(Records contained in a dataset)
—————

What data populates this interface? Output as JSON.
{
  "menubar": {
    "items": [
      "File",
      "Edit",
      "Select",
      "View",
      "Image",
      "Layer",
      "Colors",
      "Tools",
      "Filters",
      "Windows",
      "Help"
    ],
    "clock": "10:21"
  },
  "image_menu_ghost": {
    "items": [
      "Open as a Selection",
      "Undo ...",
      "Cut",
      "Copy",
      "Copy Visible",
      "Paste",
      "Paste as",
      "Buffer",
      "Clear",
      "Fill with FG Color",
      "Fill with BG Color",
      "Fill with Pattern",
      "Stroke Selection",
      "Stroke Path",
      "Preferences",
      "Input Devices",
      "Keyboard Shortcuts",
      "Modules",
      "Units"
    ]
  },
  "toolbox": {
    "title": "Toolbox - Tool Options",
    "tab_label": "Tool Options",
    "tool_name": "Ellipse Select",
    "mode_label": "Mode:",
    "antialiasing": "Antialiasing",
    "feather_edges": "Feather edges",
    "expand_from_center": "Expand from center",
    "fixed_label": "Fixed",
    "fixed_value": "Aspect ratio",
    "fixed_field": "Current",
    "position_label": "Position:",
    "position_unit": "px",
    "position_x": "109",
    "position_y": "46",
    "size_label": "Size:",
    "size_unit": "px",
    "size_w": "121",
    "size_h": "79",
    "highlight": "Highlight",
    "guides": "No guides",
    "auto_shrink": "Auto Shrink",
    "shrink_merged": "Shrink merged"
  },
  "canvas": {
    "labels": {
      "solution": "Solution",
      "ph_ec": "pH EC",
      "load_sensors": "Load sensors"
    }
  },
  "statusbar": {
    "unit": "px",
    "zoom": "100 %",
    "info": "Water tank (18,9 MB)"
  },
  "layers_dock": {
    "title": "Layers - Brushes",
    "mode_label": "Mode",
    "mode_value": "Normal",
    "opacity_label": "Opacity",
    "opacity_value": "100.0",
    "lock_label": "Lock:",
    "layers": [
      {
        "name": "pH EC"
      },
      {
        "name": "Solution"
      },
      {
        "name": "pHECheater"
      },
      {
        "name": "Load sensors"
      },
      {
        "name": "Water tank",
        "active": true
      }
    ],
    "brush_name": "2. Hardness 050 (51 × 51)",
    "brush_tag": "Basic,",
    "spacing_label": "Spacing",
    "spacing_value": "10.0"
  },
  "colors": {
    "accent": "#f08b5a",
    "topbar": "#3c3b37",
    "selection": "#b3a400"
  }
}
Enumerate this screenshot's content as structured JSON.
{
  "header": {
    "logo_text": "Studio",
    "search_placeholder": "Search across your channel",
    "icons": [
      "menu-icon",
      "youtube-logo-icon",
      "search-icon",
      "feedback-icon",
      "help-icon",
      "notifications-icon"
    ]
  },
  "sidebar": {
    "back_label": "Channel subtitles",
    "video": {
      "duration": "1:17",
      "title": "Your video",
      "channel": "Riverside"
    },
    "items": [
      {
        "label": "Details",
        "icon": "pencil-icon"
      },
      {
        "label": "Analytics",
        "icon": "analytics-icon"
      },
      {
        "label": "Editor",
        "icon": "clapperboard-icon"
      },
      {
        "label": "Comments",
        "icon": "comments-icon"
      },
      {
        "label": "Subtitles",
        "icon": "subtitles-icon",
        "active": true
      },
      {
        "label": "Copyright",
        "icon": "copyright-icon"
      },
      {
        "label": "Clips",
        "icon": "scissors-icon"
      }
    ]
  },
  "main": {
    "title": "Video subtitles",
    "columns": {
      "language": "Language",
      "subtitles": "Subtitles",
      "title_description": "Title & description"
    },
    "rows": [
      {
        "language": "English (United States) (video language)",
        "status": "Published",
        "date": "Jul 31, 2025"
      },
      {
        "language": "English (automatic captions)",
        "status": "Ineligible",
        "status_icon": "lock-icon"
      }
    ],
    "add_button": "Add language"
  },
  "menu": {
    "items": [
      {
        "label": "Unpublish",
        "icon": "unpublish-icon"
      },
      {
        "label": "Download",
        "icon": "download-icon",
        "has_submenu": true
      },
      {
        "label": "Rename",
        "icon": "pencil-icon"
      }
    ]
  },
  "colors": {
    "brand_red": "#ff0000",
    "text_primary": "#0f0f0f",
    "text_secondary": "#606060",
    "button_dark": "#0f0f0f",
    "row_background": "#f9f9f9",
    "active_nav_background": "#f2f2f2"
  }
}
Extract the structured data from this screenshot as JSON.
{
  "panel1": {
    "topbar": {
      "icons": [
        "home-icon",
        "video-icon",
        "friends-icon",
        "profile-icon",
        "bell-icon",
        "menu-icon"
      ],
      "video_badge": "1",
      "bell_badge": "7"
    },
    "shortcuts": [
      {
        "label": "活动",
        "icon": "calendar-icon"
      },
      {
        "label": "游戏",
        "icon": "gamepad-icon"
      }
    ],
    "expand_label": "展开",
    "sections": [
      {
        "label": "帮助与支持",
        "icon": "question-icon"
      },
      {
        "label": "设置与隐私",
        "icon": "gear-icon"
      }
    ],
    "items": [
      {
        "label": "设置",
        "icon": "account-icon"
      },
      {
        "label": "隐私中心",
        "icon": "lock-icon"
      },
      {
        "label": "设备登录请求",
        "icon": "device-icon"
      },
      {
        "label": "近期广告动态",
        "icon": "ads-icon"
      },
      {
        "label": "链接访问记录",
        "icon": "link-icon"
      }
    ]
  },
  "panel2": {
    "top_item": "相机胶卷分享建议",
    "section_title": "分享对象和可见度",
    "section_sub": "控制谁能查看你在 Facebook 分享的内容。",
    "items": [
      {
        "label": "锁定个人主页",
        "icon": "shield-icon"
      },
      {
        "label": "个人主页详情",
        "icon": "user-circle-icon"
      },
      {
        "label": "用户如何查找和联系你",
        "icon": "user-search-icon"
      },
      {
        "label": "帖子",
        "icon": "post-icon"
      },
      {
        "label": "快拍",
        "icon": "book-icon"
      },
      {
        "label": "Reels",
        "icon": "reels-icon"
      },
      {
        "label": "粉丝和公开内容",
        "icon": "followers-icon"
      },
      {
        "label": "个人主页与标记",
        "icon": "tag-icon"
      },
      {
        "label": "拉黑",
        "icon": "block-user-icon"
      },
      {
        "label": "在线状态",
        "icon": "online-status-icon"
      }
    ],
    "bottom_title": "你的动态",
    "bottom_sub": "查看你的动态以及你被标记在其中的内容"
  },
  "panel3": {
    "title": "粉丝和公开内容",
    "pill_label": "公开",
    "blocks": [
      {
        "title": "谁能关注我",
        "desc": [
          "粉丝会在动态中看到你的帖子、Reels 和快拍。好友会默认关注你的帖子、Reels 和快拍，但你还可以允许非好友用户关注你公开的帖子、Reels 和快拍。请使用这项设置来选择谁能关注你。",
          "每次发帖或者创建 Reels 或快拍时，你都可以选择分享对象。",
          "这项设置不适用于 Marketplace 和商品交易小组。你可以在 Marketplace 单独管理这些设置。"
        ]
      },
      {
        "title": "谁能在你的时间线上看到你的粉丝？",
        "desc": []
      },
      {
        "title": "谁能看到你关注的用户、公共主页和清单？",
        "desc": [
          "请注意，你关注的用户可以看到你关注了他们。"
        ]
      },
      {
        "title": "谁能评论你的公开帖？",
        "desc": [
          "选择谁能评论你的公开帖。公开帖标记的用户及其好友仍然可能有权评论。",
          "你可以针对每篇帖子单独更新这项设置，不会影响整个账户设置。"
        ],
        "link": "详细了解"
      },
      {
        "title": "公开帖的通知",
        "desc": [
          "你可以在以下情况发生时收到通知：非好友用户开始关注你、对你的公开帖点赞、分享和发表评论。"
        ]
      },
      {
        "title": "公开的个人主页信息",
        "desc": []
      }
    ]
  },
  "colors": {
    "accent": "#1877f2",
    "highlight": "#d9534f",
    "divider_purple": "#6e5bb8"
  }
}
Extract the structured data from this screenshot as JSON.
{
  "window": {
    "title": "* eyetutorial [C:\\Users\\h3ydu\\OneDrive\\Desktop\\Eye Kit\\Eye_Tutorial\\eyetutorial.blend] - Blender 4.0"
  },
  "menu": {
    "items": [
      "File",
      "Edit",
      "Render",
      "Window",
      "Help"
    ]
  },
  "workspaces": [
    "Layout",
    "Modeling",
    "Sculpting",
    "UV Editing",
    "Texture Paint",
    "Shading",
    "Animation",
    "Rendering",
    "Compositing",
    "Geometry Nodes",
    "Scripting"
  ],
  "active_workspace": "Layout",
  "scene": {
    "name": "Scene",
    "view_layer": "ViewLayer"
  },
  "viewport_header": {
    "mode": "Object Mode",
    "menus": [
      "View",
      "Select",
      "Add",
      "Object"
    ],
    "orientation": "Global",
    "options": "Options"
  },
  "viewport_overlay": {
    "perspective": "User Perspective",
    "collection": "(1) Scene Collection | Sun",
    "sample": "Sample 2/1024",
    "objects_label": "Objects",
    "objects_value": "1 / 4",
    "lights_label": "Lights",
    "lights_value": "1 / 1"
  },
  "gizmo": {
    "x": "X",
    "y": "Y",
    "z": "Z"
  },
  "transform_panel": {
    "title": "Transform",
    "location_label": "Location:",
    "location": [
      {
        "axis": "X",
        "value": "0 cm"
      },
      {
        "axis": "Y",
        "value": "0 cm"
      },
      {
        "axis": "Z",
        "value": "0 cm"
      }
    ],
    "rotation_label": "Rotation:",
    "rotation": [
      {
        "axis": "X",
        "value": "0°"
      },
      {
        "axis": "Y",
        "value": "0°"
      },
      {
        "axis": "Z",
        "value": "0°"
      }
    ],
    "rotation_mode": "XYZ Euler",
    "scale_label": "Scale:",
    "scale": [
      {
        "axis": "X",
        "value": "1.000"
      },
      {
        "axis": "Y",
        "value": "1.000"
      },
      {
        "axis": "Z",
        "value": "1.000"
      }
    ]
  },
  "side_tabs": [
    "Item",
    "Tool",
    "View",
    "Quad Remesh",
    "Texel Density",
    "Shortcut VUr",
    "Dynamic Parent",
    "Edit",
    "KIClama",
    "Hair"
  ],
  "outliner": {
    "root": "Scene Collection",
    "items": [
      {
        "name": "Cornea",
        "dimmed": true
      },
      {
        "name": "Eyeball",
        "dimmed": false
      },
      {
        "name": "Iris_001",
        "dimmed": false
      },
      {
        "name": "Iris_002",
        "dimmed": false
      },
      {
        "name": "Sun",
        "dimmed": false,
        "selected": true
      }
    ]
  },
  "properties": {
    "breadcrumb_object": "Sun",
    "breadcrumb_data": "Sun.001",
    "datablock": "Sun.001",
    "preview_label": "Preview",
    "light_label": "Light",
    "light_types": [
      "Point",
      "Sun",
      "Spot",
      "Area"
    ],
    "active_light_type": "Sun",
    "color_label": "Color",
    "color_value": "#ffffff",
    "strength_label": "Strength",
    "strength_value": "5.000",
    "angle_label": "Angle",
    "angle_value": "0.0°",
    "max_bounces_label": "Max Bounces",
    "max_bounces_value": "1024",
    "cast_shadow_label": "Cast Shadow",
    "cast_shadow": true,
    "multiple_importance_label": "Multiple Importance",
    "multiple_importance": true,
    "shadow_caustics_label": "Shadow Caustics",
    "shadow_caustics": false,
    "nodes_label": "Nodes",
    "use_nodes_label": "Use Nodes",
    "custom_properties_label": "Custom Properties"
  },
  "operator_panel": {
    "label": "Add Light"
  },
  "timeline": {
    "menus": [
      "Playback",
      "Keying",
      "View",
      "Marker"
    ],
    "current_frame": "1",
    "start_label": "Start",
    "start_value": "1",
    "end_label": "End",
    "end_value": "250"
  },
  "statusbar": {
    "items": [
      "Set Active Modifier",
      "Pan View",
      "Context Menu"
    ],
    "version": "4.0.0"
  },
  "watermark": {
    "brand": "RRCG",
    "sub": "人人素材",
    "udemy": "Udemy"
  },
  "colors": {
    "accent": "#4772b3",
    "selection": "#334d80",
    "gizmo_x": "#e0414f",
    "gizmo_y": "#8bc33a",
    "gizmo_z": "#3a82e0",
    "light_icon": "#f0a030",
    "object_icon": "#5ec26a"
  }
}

—————

Go through the records above, find every line with the word "English", and list those lines.

        "language": "English (United States) (video language)",
        "language": "English (automatic captions)",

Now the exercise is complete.